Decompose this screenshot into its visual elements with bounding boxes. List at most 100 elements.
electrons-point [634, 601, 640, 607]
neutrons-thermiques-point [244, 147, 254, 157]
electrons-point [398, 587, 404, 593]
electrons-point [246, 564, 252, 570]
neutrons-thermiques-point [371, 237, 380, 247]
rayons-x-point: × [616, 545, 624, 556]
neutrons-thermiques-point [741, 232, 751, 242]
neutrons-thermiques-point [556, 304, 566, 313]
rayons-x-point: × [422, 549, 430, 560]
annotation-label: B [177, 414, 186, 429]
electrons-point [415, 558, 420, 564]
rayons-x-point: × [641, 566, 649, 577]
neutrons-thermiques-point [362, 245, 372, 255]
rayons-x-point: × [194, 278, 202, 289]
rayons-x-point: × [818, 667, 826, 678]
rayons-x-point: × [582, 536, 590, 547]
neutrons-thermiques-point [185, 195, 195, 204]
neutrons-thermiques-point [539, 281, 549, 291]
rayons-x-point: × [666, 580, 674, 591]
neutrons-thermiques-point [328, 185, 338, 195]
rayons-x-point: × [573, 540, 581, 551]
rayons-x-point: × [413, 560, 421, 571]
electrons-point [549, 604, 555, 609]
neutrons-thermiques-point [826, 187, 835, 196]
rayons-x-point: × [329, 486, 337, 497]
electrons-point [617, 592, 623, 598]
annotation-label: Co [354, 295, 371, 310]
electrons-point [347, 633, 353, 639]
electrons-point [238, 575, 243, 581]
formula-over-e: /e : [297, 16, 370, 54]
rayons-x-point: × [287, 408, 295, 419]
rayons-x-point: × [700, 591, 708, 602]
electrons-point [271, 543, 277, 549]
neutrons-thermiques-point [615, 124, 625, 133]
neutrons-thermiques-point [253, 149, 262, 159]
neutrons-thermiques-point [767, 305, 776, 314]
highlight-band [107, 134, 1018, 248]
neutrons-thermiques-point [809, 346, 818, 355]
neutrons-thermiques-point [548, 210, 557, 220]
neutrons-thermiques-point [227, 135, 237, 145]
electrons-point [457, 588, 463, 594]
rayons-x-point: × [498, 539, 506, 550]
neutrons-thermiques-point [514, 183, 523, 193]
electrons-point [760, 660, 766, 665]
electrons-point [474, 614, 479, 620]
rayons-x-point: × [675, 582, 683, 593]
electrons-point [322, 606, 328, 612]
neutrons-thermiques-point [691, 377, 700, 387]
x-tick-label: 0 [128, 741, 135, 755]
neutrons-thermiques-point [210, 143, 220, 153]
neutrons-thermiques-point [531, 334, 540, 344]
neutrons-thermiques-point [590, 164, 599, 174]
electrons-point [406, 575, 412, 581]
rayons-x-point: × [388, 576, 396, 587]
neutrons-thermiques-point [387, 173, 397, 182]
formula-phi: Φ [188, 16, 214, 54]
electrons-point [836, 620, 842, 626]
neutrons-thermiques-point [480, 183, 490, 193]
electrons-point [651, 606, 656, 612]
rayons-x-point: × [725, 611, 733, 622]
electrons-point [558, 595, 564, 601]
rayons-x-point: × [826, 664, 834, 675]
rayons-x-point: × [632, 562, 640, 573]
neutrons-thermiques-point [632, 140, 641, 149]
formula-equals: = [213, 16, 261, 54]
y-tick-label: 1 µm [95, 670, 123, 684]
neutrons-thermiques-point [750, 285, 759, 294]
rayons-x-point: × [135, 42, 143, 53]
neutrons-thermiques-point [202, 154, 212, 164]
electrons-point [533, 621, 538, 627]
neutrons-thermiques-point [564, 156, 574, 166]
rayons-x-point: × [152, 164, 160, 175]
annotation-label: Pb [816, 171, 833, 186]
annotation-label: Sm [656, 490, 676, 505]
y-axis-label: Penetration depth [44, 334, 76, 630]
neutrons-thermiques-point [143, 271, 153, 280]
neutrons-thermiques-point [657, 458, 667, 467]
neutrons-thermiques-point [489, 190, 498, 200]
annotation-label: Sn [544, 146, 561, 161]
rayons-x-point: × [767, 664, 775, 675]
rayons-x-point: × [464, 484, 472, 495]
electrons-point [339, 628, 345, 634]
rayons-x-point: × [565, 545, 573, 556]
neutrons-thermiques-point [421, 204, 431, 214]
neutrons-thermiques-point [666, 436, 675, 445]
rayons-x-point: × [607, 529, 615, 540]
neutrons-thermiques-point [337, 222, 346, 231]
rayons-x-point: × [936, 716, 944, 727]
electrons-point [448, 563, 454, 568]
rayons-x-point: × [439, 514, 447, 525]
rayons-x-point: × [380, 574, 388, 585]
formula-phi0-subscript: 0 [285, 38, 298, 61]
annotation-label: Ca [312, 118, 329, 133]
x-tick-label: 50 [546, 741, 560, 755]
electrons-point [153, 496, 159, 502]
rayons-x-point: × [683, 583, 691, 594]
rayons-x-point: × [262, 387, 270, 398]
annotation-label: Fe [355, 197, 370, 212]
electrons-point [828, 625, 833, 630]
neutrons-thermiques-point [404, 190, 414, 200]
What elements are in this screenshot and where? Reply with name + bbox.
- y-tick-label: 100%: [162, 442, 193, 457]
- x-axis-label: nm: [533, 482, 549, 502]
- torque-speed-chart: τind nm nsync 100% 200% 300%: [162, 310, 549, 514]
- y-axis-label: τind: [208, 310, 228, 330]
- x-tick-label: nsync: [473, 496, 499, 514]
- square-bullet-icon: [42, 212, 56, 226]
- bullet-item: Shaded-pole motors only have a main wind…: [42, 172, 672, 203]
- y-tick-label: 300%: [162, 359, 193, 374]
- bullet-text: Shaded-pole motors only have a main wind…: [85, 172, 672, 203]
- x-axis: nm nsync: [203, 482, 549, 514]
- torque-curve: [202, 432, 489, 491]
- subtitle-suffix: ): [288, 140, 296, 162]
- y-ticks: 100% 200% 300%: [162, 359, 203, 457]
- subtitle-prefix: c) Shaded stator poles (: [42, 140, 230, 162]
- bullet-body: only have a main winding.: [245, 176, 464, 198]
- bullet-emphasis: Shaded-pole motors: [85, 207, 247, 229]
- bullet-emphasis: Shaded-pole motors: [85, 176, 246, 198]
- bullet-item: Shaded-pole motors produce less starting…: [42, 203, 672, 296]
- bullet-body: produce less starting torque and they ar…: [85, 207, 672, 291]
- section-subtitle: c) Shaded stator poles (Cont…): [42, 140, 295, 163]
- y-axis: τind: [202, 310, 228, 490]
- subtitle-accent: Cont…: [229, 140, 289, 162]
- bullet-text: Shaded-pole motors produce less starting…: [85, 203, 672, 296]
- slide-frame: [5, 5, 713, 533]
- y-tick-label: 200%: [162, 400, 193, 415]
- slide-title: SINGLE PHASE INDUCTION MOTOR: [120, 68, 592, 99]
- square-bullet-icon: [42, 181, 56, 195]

| Do this |
Arrange the records above as a Markdown table with the columns "No." and "Entry", covering the stretch from the start of the records through the line containing "electrons-point [246, 564, 252, 570]". Put each line's row number under "No." and the line itself under "Entry", and leave out blank lines.

| Task result |
| No. | Entry |
|---|---|
| 1 | Decompose this screenshot into its visual elements with bounding boxes. List at most 100 elements. |
| 2 | electrons-point [634, 601, 640, 607] |
| 3 | neutrons-thermiques-point [244, 147, 254, 157] |
| 4 | electrons-point [398, 587, 404, 593] |
| 5 | electrons-point [246, 564, 252, 570] |